WHAT IS EXPECTED
Wherever the word "Woche" appears in a line, extract that line.
---*---
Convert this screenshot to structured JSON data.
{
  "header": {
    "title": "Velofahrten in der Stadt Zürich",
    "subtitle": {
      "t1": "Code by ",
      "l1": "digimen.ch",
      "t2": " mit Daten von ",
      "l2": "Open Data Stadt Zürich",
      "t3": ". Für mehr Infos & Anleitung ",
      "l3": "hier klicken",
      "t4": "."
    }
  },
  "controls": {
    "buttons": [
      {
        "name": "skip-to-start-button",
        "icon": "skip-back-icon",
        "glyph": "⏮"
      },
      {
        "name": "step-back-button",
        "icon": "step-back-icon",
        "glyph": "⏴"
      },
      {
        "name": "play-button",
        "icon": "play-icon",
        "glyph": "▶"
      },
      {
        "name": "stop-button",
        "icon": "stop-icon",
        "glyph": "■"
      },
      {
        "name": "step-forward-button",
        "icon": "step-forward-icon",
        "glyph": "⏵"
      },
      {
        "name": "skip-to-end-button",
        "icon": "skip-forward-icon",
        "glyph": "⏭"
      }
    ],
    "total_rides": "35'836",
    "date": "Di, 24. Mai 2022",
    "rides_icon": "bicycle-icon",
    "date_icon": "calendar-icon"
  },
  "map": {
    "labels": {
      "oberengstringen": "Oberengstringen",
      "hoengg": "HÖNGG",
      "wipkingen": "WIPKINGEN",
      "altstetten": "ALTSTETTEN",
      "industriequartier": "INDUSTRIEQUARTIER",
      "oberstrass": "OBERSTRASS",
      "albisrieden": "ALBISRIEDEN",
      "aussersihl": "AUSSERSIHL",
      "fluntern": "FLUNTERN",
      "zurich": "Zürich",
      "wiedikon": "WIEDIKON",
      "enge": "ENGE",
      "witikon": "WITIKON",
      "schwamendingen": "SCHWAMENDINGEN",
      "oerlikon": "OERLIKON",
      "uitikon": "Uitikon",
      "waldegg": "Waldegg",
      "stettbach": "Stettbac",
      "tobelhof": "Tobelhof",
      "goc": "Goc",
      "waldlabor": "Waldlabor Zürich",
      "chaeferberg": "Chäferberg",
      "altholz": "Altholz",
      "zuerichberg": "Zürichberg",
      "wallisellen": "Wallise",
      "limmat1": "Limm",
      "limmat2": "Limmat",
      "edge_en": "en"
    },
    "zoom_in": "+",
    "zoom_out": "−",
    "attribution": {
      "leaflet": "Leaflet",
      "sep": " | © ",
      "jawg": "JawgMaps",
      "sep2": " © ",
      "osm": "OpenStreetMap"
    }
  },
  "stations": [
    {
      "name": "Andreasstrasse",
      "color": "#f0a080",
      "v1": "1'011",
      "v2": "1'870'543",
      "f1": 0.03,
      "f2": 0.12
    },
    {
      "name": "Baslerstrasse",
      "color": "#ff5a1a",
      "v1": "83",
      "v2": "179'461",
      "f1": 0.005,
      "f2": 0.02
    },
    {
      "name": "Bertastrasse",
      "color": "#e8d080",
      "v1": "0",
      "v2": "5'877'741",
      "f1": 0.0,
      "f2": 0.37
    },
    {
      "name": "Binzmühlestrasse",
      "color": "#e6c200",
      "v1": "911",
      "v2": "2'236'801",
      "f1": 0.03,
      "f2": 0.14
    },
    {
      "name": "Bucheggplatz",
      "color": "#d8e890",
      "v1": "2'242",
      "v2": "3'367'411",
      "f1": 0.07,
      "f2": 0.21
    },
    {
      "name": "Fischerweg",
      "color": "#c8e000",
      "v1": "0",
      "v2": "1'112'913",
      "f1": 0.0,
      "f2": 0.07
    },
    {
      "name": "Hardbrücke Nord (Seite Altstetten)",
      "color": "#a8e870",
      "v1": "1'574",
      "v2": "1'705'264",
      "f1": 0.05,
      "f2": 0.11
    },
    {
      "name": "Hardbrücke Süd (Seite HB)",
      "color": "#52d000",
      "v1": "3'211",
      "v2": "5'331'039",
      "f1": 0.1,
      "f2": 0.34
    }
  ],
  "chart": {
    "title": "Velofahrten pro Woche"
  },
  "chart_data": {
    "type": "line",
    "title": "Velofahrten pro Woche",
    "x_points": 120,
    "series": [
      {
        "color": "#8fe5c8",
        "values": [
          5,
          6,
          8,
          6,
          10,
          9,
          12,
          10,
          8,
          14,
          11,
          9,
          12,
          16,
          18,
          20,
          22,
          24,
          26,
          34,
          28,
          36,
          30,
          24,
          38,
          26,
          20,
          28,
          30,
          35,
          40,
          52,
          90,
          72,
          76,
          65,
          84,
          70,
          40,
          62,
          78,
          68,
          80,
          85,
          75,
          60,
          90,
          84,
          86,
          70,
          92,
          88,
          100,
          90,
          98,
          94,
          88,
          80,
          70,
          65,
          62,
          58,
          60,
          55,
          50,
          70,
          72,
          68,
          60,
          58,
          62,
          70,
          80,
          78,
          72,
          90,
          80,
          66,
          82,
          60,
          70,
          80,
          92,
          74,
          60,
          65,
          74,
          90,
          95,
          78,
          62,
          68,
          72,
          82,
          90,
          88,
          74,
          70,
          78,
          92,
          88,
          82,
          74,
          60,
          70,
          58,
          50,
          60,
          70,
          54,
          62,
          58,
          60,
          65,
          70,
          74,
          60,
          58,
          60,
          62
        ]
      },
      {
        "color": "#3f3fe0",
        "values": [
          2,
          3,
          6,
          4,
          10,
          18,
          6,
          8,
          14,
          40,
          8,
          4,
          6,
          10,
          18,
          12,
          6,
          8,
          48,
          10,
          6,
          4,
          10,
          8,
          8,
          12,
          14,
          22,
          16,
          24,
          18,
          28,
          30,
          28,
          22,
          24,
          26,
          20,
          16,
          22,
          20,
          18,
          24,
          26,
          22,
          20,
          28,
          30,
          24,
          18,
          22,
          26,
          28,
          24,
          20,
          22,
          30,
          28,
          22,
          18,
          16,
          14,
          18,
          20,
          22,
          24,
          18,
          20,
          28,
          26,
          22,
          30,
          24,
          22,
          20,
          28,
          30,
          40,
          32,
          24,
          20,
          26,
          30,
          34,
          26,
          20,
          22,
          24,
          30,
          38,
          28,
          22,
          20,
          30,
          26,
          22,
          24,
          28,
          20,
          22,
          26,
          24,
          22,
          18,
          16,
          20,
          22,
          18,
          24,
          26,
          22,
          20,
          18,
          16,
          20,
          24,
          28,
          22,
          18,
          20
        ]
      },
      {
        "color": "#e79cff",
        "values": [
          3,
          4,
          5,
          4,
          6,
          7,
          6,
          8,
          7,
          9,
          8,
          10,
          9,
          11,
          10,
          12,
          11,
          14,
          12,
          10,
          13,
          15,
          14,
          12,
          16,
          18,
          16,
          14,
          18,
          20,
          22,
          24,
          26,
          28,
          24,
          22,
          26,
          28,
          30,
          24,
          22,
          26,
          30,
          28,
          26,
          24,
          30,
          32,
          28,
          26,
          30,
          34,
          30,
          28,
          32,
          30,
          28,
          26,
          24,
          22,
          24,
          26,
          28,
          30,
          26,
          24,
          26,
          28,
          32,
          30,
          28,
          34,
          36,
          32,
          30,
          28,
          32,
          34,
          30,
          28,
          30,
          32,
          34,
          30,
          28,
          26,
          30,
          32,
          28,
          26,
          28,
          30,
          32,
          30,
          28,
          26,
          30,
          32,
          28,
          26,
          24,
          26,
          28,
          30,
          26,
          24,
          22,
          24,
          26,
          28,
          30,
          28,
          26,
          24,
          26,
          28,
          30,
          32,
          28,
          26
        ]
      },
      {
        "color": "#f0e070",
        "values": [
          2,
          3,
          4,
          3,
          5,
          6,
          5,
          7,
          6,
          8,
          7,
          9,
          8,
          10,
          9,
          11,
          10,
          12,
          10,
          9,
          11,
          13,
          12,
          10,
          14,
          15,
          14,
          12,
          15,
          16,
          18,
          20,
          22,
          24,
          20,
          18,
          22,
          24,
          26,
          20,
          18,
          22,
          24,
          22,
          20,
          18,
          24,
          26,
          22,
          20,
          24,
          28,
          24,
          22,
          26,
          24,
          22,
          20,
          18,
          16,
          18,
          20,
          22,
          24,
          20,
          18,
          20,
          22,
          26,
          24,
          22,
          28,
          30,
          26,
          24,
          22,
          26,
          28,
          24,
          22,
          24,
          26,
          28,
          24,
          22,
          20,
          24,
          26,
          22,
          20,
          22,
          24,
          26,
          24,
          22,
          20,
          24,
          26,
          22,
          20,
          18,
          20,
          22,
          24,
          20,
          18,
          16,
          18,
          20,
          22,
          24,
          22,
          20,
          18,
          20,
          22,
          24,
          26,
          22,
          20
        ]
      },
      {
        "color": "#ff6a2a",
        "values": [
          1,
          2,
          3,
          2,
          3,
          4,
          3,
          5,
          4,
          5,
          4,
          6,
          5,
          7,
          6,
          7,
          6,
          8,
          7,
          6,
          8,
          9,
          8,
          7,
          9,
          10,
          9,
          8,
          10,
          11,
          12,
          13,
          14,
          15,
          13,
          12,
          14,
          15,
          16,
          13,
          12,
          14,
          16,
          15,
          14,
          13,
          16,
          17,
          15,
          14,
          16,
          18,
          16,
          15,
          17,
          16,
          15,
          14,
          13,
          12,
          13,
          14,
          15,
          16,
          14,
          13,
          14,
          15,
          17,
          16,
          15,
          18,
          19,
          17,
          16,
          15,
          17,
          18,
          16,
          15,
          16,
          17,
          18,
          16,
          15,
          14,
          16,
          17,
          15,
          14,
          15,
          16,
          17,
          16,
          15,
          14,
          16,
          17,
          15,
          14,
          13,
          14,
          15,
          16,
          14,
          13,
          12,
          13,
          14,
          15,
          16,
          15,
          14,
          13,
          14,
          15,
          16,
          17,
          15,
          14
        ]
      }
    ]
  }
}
---*---
CORRECT RESPONSE
    "title": "Velofahrten pro Woche"
    "title": "Velofahrten pro Woche",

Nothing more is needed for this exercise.